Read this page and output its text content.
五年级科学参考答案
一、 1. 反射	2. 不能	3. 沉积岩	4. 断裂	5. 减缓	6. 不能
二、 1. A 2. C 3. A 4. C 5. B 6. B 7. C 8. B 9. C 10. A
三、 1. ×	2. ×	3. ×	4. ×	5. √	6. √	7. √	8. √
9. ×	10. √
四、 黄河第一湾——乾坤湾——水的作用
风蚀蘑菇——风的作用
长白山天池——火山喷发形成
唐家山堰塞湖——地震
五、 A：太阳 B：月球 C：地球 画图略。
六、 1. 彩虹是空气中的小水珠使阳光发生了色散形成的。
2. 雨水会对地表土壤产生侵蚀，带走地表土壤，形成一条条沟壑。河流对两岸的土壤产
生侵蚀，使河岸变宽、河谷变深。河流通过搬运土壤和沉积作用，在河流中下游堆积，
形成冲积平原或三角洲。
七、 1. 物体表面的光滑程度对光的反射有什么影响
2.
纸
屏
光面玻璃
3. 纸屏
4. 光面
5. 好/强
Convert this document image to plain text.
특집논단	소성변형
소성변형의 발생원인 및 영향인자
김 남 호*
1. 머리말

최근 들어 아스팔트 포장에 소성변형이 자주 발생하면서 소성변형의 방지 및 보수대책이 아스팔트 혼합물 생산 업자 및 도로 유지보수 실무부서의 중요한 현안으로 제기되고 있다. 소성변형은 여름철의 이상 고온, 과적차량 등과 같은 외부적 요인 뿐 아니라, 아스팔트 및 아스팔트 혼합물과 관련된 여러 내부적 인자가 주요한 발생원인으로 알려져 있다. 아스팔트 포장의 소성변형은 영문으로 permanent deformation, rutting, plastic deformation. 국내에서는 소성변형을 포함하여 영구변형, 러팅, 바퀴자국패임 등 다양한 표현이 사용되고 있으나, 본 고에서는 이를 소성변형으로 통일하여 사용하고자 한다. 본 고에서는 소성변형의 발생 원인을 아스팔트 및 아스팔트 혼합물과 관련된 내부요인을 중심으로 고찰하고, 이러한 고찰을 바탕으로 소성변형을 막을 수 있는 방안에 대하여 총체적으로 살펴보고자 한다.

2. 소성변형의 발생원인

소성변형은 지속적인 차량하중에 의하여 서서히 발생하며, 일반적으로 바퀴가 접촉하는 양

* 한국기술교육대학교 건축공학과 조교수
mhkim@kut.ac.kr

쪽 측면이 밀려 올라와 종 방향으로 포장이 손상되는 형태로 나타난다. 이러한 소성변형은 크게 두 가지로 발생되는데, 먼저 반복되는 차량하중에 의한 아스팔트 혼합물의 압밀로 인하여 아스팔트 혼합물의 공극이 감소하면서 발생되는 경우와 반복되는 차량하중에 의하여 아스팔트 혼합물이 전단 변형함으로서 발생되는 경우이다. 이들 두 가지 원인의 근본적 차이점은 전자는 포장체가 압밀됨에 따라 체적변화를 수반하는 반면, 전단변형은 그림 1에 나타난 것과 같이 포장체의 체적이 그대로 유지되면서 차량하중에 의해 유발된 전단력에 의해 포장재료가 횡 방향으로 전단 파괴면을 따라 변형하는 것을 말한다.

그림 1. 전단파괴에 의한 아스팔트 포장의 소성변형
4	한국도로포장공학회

------------------------------------------------

§ **GIVEN EXERCISE**
Type the whole listing again, unaltered.

§ **TASK OUTPUT**
Read this page and output its text content.
五年级科学参考答案
一、 1. 反射	2. 不能	3. 沉积岩	4. 断裂	5. 减缓	6. 不能
二、 1. A 2. C 3. A 4. C 5. B 6. B 7. C 8. B 9. C 10. A
三、 1. ×	2. ×	3. ×	4. ×	5. √	6. √	7. √	8. √
9. ×	10. √
四、 黄河第一湾——乾坤湾——水的作用
风蚀蘑菇——风的作用
长白山天池——火山喷发形成
唐家山堰塞湖——地震
五、 A：太阳 B：月球 C：地球 画图略。
六、 1. 彩虹是空气中的小水珠使阳光发生了色散形成的。
2. 雨水会对地表土壤产生侵蚀，带走地表土壤，形成一条条沟壑。河流对两岸的土壤产
生侵蚀，使河岸变宽、河谷变深。河流通过搬运土壤和沉积作用，在河流中下游堆积，
形成冲积平原或三角洲。
七、 1. 物体表面的光滑程度对光的反射有什么影响
2.
纸
屏
光面玻璃
3. 纸屏
4. 光面
5. 好/强
Convert this document image to plain text.
특집논단	소성변형
소성변형의 발생원인 및 영향인자
김 남 호*
1. 머리말

최근 들어 아스팔트 포장에 소성변형이 자주 발생하면서 소성변형의 방지 및 보수대책이 아스팔트 혼합물 생산 업자 및 도로 유지보수 실무부서의 중요한 현안으로 제기되고 있다. 소성변형은 여름철의 이상 고온, 과적차량 등과 같은 외부적 요인 뿐 아니라, 아스팔트 및 아스팔트 혼합물과 관련된 여러 내부적 인자가 주요한 발생원인으로 알려져 있다. 아스팔트 포장의 소성변형은 영문으로 permanent deformation, rutting, plastic deformation. 국내에서는 소성변형을 포함하여 영구변형, 러팅, 바퀴자국패임 등 다양한 표현이 사용되고 있으나, 본 고에서는 이를 소성변형으로 통일하여 사용하고자 한다. 본 고에서는 소성변형의 발생 원인을 아스팔트 및 아스팔트 혼합물과 관련된 내부요인을 중심으로 고찰하고, 이러한 고찰을 바탕으로 소성변형을 막을 수 있는 방안에 대하여 총체적으로 살펴보고자 한다.

2. 소성변형의 발생원인

소성변형은 지속적인 차량하중에 의하여 서서히 발생하며, 일반적으로 바퀴가 접촉하는 양

* 한국기술교육대학교 건축공학과 조교수
mhkim@kut.ac.kr

쪽 측면이 밀려 올라와 종 방향으로 포장이 손상되는 형태로 나타난다. 이러한 소성변형은 크게 두 가지로 발생되는데, 먼저 반복되는 차량하중에 의한 아스팔트 혼합물의 압밀로 인하여 아스팔트 혼합물의 공극이 감소하면서 발생되는 경우와 반복되는 차량하중에 의하여 아스팔트 혼합물이 전단 변형함으로서 발생되는 경우이다. 이들 두 가지 원인의 근본적 차이점은 전자는 포장체가 압밀됨에 따라 체적변화를 수반하는 반면, 전단변형은 그림 1에 나타난 것과 같이 포장체의 체적이 그대로 유지되면서 차량하중에 의해 유발된 전단력에 의해 포장재료가 횡 방향으로 전단 파괴면을 따라 변형하는 것을 말한다.

그림 1. 전단파괴에 의한 아스팔트 포장의 소성변형
4	한국도로포장공학회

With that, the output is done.